Scan each line of the records for the word "this" and extract the ones that have it.
** Start of Data records **
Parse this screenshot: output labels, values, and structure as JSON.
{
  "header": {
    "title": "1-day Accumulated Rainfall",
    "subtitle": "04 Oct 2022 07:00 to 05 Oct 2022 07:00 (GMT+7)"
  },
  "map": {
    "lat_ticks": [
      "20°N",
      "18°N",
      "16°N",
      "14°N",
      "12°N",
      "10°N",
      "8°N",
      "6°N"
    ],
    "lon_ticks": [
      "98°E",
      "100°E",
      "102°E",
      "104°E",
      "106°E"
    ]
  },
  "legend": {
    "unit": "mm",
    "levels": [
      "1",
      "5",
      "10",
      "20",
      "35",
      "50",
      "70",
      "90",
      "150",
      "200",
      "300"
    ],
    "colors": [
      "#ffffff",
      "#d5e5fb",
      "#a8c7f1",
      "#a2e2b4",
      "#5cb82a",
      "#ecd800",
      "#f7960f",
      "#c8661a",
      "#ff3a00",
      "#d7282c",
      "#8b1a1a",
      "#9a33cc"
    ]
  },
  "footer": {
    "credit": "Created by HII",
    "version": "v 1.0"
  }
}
** End of Data records **
** Start of Data records **
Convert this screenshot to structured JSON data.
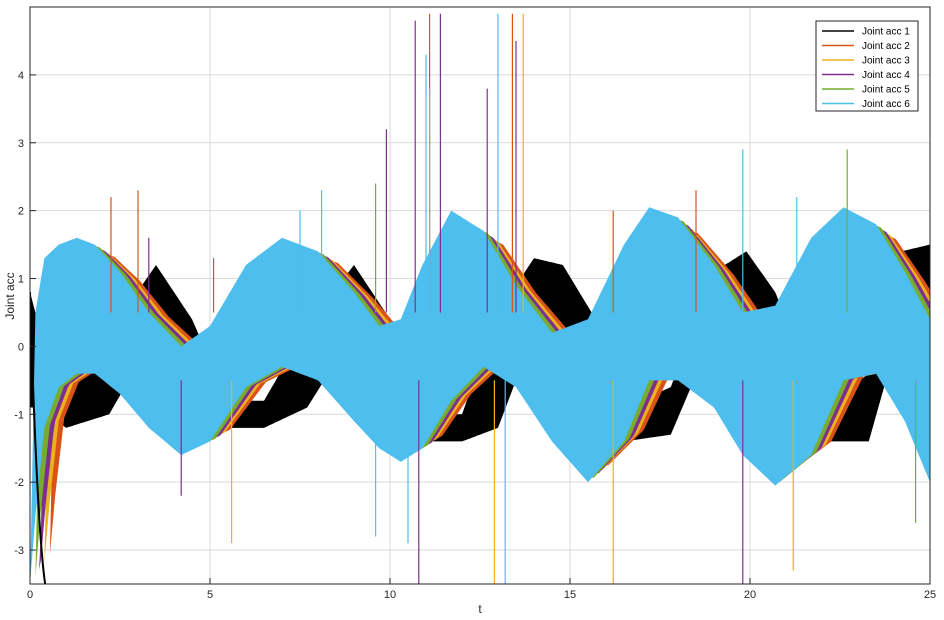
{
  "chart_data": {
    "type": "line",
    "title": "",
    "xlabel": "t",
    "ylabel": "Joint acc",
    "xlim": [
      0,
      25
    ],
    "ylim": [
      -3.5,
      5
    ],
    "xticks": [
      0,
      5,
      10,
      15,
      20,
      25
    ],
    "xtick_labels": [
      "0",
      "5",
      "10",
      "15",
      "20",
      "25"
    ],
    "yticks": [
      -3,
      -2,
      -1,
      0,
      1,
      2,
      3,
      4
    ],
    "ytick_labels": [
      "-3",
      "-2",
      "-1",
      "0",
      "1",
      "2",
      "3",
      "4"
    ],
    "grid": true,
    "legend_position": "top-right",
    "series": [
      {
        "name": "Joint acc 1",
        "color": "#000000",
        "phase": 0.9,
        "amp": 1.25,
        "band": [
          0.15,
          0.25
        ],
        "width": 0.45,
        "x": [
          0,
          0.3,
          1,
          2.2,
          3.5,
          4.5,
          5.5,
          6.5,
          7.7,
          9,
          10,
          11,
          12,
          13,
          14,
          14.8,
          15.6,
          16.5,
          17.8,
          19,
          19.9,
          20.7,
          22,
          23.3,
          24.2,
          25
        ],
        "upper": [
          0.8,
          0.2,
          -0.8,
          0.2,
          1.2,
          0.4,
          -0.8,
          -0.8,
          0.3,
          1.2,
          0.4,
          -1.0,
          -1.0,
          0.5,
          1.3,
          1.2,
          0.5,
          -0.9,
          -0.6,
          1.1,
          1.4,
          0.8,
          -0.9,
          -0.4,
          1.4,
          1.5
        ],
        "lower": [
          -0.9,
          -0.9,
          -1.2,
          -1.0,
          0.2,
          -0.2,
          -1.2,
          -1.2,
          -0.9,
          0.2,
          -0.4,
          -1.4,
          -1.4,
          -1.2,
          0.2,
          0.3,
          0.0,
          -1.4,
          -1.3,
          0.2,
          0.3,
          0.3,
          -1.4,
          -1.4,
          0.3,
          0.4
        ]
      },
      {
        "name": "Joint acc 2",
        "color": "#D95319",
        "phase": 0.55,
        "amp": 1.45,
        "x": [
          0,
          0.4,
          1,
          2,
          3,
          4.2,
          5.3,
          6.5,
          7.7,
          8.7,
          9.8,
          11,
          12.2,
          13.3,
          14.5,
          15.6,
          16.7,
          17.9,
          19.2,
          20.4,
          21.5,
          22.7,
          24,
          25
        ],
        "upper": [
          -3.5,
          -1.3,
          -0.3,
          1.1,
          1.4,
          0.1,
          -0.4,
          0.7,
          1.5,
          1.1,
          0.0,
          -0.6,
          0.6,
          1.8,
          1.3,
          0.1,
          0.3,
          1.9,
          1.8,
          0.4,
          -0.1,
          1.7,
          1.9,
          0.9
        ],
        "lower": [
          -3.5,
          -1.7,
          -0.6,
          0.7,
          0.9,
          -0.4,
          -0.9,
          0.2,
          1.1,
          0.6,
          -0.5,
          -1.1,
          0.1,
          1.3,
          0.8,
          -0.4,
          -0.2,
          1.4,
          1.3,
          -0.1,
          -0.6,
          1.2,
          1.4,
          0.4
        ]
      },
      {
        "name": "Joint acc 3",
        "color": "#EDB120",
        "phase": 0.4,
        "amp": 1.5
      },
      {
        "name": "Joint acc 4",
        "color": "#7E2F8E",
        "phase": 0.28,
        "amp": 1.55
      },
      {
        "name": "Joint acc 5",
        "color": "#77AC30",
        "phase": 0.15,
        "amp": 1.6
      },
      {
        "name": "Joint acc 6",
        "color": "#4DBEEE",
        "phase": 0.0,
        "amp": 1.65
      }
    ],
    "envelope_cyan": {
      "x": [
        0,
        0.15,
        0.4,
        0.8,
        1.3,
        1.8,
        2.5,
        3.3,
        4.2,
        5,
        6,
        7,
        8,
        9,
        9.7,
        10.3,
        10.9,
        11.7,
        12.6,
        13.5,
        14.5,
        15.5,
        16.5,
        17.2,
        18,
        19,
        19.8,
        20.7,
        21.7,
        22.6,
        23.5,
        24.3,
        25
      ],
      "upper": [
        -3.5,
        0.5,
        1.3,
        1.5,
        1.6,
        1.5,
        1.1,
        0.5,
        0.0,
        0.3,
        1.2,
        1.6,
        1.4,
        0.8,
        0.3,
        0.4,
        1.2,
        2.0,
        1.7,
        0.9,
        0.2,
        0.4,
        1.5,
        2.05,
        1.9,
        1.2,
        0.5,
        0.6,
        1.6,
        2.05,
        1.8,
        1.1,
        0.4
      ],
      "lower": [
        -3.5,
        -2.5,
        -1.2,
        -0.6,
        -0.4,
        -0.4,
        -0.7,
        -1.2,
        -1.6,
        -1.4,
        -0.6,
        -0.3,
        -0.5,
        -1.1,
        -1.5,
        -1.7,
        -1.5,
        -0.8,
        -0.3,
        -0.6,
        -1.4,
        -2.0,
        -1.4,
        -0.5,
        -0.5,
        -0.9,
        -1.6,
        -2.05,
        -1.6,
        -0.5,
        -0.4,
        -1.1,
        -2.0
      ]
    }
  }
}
** End of Data records **
▸ **Result**
Parse this screenshot: output labels, values, and structure as JSON.
Convert this screenshot to structured JSON data.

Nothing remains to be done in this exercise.